-- Start EXERCISE MATERIALS --
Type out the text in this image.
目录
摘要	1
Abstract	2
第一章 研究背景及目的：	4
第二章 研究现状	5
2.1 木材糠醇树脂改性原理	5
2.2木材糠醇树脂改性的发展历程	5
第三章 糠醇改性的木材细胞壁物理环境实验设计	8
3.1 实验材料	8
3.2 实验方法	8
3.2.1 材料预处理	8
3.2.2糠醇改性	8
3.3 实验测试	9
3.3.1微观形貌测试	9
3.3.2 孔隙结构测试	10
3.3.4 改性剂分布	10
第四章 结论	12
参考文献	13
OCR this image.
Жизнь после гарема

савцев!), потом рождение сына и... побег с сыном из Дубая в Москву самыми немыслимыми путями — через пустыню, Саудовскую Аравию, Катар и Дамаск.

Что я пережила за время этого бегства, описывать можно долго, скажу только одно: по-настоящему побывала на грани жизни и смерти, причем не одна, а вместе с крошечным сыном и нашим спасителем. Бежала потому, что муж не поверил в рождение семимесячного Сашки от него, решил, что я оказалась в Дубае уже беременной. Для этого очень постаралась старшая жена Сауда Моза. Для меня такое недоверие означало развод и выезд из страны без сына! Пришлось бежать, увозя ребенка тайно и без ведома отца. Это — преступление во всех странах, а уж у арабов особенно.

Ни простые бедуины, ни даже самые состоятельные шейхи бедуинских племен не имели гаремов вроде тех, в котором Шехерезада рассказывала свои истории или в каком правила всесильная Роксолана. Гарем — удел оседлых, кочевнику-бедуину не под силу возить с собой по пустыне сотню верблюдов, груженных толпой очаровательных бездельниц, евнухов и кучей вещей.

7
-- End EXERCISE MATERIALS --
AIM: The whole listing above needs to be written out again exactly.

EXERCISE RESPONSE:
Type out the text in this image.
目录
摘要	1
Abstract	2
第一章 研究背景及目的：	4
第二章 研究现状	5
2.1 木材糠醇树脂改性原理	5
2.2木材糠醇树脂改性的发展历程	5
第三章 糠醇改性的木材细胞壁物理环境实验设计	8
3.1 实验材料	8
3.2 实验方法	8
3.2.1 材料预处理	8
3.2.2糠醇改性	8
3.3 实验测试	9
3.3.1微观形貌测试	9
3.3.2 孔隙结构测试	10
3.3.4 改性剂分布	10
第四章 结论	12
参考文献	13
OCR this image.
Жизнь после гарема

савцев!), потом рождение сына и... побег с сыном из Дубая в Москву самыми немыслимыми путями — через пустыню, Саудовскую Аравию, Катар и Дамаск.

Что я пережила за время этого бегства, описывать можно долго, скажу только одно: по-настоящему побывала на грани жизни и смерти, причем не одна, а вместе с крошечным сыном и нашим спасителем. Бежала потому, что муж не поверил в рождение семимесячного Сашки от него, решил, что я оказалась в Дубае уже беременной. Для этого очень постаралась старшая жена Сауда Моза. Для меня такое недоверие означало развод и выезд из страны без сына! Пришлось бежать, увозя ребенка тайно и без ведома отца. Это — преступление во всех странах, а уж у арабов особенно.

Ни простые бедуины, ни даже самые состоятельные шейхи бедуинских племен не имели гаремов вроде тех, в котором Шехерезада рассказывала свои истории или в каком правила всесильная Роксолана. Гарем — удел оседлых, кочевнику-бедуину не под силу возить с собой по пустыне сотню верблюдов, груженных толпой очаровательных бездельниц, евнухов и кучей вещей.

7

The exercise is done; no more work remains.